■ Source data
____________________

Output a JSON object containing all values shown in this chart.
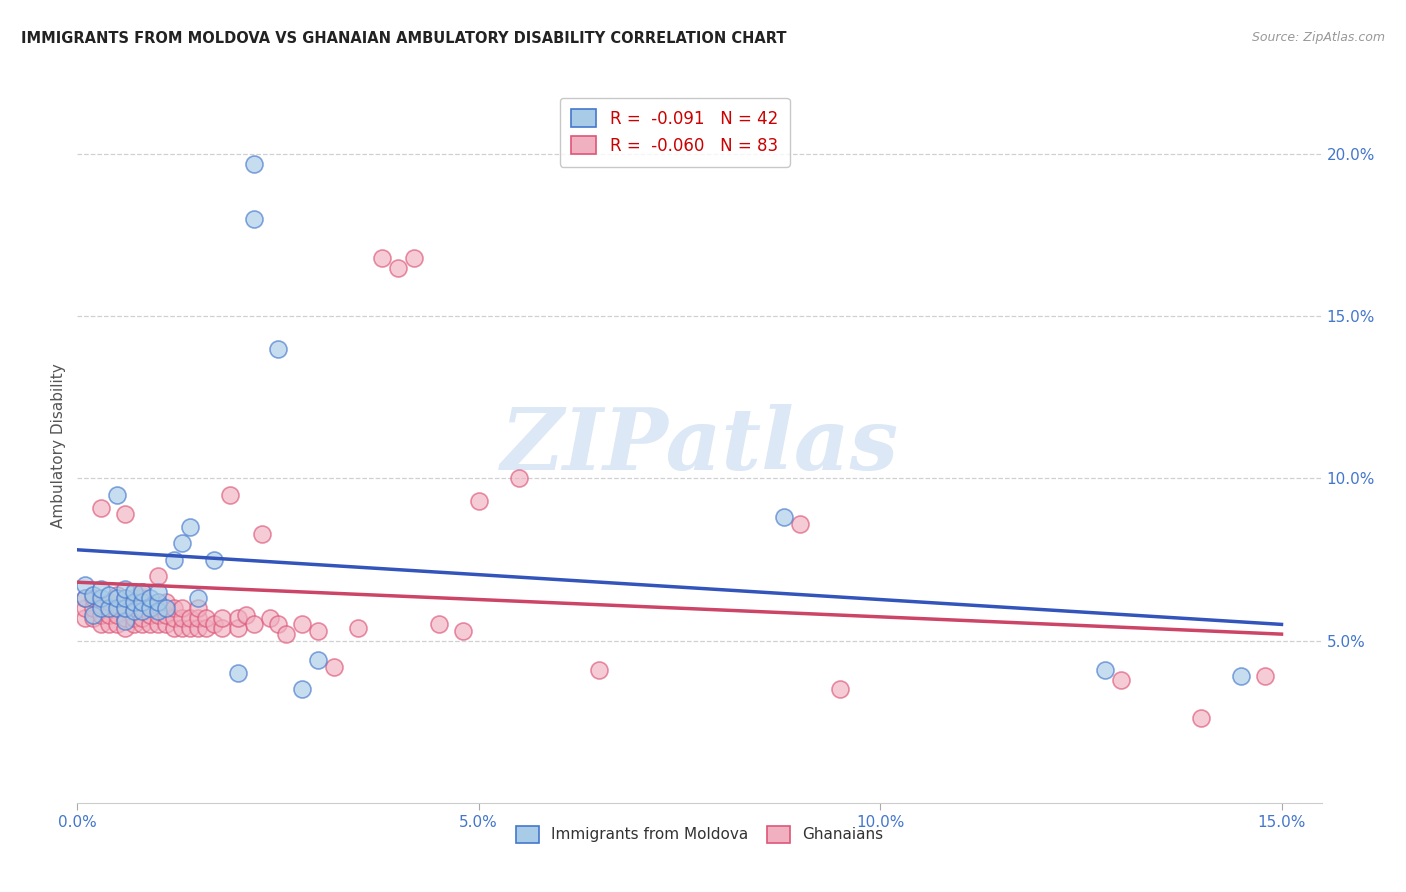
{
  "title": "IMMIGRANTS FROM MOLDOVA VS GHANAIAN AMBULATORY DISABILITY CORRELATION CHART",
  "source": "Source: ZipAtlas.com",
  "ylabel": "Ambulatory Disability",
  "xlim": [
    0.0,
    0.155
  ],
  "ylim": [
    0.0,
    0.22
  ],
  "xticks": [
    0.0,
    0.05,
    0.1,
    0.15
  ],
  "xtick_labels": [
    "0.0%",
    "5.0%",
    "10.0%",
    "15.0%"
  ],
  "yticks_right": [
    0.05,
    0.1,
    0.15,
    0.2
  ],
  "ytick_labels_right": [
    "5.0%",
    "10.0%",
    "15.0%",
    "20.0%"
  ],
  "legend_blue_r": "-0.091",
  "legend_blue_n": "42",
  "legend_pink_r": "-0.060",
  "legend_pink_n": "83",
  "blue_fill": "#a8cce8",
  "pink_fill": "#f0b0c0",
  "blue_edge": "#4477cc",
  "pink_edge": "#dd5577",
  "line_blue": "#3355bb",
  "line_pink": "#cc4466",
  "watermark_text": "ZIPatlas",
  "watermark_color": "#dce8f5",
  "blue_line_start_y": 0.078,
  "blue_line_end_y": 0.055,
  "pink_line_start_y": 0.068,
  "pink_line_end_y": 0.052,
  "blue_x": [
    0.001,
    0.001,
    0.002,
    0.002,
    0.003,
    0.003,
    0.003,
    0.004,
    0.004,
    0.005,
    0.005,
    0.005,
    0.006,
    0.006,
    0.006,
    0.006,
    0.007,
    0.007,
    0.007,
    0.008,
    0.008,
    0.008,
    0.009,
    0.009,
    0.01,
    0.01,
    0.01,
    0.011,
    0.012,
    0.013,
    0.014,
    0.015,
    0.017,
    0.02,
    0.022,
    0.022,
    0.025,
    0.028,
    0.03,
    0.088,
    0.128,
    0.145
  ],
  "blue_y": [
    0.063,
    0.067,
    0.058,
    0.064,
    0.06,
    0.063,
    0.066,
    0.06,
    0.064,
    0.06,
    0.063,
    0.095,
    0.056,
    0.06,
    0.063,
    0.066,
    0.059,
    0.062,
    0.065,
    0.059,
    0.062,
    0.065,
    0.06,
    0.063,
    0.059,
    0.062,
    0.065,
    0.06,
    0.075,
    0.08,
    0.085,
    0.063,
    0.075,
    0.04,
    0.18,
    0.197,
    0.14,
    0.035,
    0.044,
    0.088,
    0.041,
    0.039
  ],
  "pink_x": [
    0.001,
    0.001,
    0.001,
    0.002,
    0.002,
    0.002,
    0.003,
    0.003,
    0.003,
    0.003,
    0.004,
    0.004,
    0.004,
    0.005,
    0.005,
    0.005,
    0.005,
    0.006,
    0.006,
    0.006,
    0.006,
    0.006,
    0.007,
    0.007,
    0.007,
    0.007,
    0.008,
    0.008,
    0.008,
    0.008,
    0.008,
    0.009,
    0.009,
    0.009,
    0.01,
    0.01,
    0.01,
    0.01,
    0.011,
    0.011,
    0.011,
    0.012,
    0.012,
    0.012,
    0.013,
    0.013,
    0.013,
    0.014,
    0.014,
    0.015,
    0.015,
    0.015,
    0.016,
    0.016,
    0.017,
    0.018,
    0.018,
    0.019,
    0.02,
    0.02,
    0.021,
    0.022,
    0.023,
    0.024,
    0.025,
    0.026,
    0.028,
    0.03,
    0.032,
    0.035,
    0.038,
    0.04,
    0.042,
    0.045,
    0.048,
    0.05,
    0.055,
    0.065,
    0.09,
    0.095,
    0.13,
    0.14,
    0.148
  ],
  "pink_y": [
    0.057,
    0.06,
    0.063,
    0.057,
    0.06,
    0.063,
    0.055,
    0.058,
    0.061,
    0.091,
    0.055,
    0.058,
    0.062,
    0.055,
    0.058,
    0.061,
    0.064,
    0.054,
    0.057,
    0.06,
    0.063,
    0.089,
    0.055,
    0.057,
    0.06,
    0.063,
    0.055,
    0.057,
    0.06,
    0.063,
    0.065,
    0.055,
    0.058,
    0.061,
    0.055,
    0.058,
    0.061,
    0.07,
    0.055,
    0.058,
    0.062,
    0.054,
    0.057,
    0.06,
    0.054,
    0.057,
    0.06,
    0.054,
    0.057,
    0.054,
    0.057,
    0.06,
    0.054,
    0.057,
    0.055,
    0.054,
    0.057,
    0.095,
    0.054,
    0.057,
    0.058,
    0.055,
    0.083,
    0.057,
    0.055,
    0.052,
    0.055,
    0.053,
    0.042,
    0.054,
    0.168,
    0.165,
    0.168,
    0.055,
    0.053,
    0.093,
    0.1,
    0.041,
    0.086,
    0.035,
    0.038,
    0.026,
    0.039
  ]
}
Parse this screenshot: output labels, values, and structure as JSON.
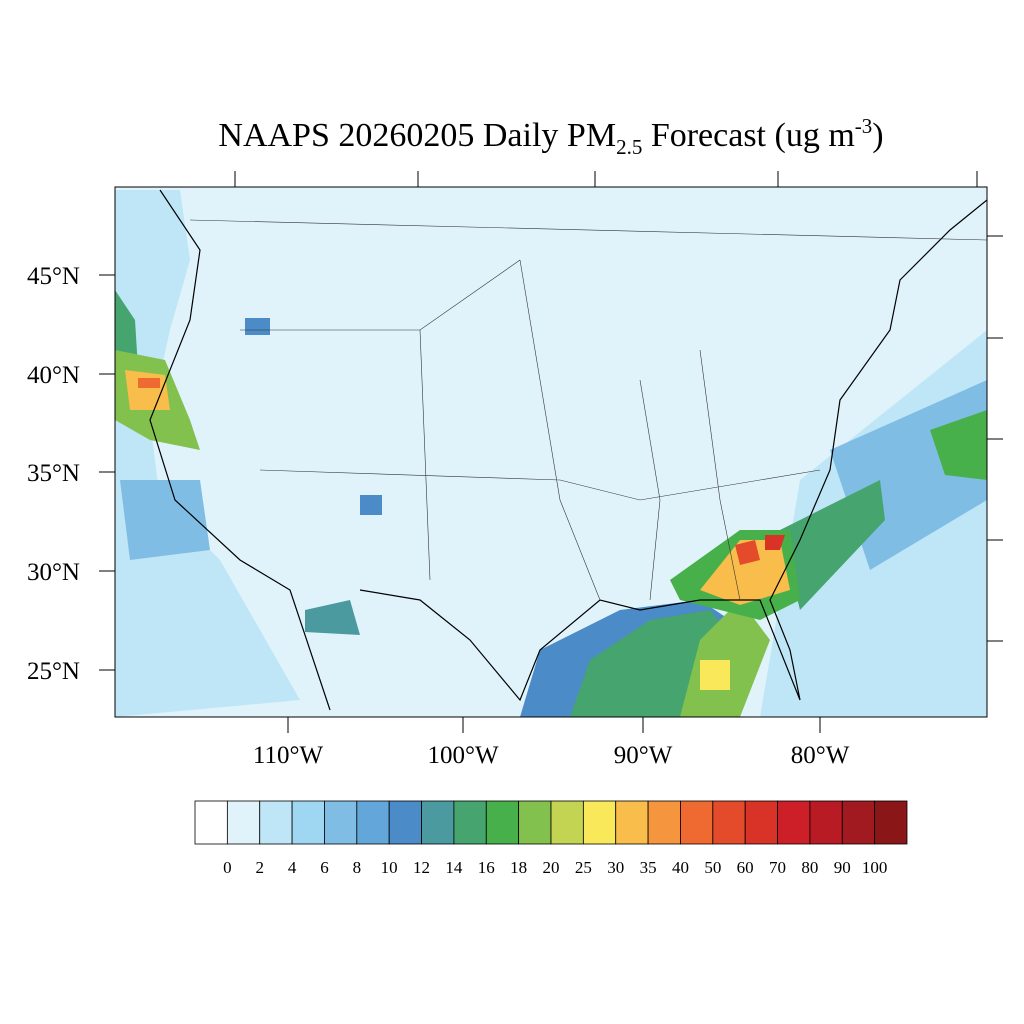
{
  "header": {
    "title_main": "NAAPS 20260205 Daily PM",
    "title_sub": "2.5",
    "title_rest": " Forecast (ug m",
    "title_sup": "-3",
    "title_end": ")"
  },
  "map": {
    "lat_labels": [
      "45°N",
      "40°N",
      "35°N",
      "30°N",
      "25°N"
    ],
    "lon_labels": [
      "110°W",
      "100°W",
      "90°W",
      "80°W"
    ]
  },
  "colorbar": {
    "colors": [
      "#ffffff",
      "#e0f3fb",
      "#bfe6f7",
      "#9fd7f3",
      "#7fbde4",
      "#63a6da",
      "#4a8bc8",
      "#4a9aa0",
      "#46a56e",
      "#48b04a",
      "#82c14e",
      "#c3d352",
      "#f8e85a",
      "#f8bd4a",
      "#f5963e",
      "#ee6a30",
      "#e34b2a",
      "#d93226",
      "#cc1f28",
      "#b81b24",
      "#a01a20",
      "#8a1618"
    ],
    "labels": [
      0,
      2,
      4,
      6,
      8,
      10,
      12,
      14,
      16,
      18,
      20,
      25,
      30,
      35,
      40,
      50,
      60,
      70,
      80,
      90,
      100
    ]
  }
}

____________________

■ Exercise details
Pick out each line that holds the string "JSON".

■ Response
Output a JSON object containing all values shown in this chart.
Parse this screenshot: output labels, values, and structure as JSON.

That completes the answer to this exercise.